PROBLEM:
Extract, from the listing that follows, each line containing the word "законодательством".

Dataset items:
┄┄┄┄┄┄┄┄┄┄┄┄┄┄┄┄┄┄┄┄

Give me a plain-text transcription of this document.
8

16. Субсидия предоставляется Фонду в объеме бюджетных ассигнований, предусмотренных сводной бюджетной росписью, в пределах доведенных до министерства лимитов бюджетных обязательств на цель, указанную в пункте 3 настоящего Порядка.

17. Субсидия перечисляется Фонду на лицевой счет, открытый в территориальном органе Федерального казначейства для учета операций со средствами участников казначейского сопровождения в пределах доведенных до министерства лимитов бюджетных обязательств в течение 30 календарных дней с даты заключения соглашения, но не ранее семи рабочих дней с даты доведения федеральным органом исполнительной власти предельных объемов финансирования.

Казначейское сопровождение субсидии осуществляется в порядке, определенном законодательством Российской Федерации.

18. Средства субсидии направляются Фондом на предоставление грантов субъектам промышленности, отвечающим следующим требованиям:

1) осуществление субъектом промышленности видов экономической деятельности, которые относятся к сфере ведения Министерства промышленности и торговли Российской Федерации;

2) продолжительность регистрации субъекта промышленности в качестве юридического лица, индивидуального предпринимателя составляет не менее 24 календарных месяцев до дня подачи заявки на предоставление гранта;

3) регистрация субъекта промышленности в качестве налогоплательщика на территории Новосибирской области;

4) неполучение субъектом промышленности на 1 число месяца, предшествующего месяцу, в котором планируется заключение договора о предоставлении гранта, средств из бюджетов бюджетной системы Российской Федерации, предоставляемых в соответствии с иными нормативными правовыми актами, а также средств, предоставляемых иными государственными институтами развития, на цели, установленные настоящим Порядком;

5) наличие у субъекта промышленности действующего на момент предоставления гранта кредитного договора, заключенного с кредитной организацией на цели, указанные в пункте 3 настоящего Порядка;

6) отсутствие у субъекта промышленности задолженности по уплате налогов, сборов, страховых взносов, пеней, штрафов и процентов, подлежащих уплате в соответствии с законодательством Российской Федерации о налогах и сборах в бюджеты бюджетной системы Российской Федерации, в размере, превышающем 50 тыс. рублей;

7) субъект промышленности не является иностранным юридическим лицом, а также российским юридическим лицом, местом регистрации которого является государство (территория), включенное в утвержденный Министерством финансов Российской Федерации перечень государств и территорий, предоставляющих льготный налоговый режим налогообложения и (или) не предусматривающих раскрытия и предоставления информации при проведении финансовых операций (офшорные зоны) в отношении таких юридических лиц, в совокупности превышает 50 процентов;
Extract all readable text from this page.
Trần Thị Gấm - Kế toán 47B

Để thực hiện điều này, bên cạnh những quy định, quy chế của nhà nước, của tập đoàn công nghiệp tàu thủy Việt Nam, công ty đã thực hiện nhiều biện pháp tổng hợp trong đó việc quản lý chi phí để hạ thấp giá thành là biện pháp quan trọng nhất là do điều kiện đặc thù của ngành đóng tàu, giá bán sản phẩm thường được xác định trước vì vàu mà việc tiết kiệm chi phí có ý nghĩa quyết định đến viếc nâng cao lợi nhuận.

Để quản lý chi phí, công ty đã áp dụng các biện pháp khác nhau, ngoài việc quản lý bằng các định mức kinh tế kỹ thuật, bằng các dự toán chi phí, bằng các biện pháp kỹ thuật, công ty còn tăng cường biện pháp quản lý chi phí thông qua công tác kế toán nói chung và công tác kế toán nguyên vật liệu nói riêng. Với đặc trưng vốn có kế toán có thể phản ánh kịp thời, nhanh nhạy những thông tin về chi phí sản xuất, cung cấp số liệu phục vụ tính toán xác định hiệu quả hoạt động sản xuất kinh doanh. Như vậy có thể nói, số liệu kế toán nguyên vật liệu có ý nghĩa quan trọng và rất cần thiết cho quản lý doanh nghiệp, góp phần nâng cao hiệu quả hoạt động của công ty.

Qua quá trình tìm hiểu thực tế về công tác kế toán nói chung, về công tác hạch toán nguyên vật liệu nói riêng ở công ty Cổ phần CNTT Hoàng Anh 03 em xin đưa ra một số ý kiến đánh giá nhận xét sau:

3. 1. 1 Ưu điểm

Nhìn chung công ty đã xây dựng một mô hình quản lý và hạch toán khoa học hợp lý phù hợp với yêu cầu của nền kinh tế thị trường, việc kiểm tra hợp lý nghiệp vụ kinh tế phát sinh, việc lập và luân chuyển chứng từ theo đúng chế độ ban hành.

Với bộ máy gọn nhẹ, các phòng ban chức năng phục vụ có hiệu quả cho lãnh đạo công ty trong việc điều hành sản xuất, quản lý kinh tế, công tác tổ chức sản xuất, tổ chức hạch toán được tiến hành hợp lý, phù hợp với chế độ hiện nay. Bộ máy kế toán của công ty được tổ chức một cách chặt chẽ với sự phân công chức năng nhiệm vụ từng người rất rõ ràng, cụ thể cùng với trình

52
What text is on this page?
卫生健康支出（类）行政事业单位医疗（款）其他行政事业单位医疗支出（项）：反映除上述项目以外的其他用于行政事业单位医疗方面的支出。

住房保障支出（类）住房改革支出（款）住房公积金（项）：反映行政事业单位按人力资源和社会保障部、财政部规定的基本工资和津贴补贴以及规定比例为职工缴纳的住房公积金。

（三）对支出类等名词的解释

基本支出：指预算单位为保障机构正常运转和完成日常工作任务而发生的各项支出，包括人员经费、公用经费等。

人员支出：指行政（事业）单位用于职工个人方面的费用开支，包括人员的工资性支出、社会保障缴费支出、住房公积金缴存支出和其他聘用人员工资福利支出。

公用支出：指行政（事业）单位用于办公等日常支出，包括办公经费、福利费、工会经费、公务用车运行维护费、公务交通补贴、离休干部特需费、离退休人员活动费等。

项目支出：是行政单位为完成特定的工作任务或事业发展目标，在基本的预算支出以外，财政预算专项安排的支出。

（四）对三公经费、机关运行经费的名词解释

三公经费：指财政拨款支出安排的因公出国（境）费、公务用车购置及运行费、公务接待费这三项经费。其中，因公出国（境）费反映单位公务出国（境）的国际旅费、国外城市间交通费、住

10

┄┄┄┄┄┄┄┄┄┄┄┄┄┄┄┄┄┄┄┄

TASK RESPONSE:
Казначейское сопровождение субсидии осуществляется в порядке, определенном законодательством Российской Федерации.
6) отсутствие у субъекта промышленности задолженности по уплате налогов, сборов, страховых взносов, пеней, штрафов и процентов, подлежащих уплате в соответствии с законодательством Российской Федерации о налогах и сборах в бюджеты бюджетной системы Российской Федерации, в размере, превышающем 50 тыс. рублей;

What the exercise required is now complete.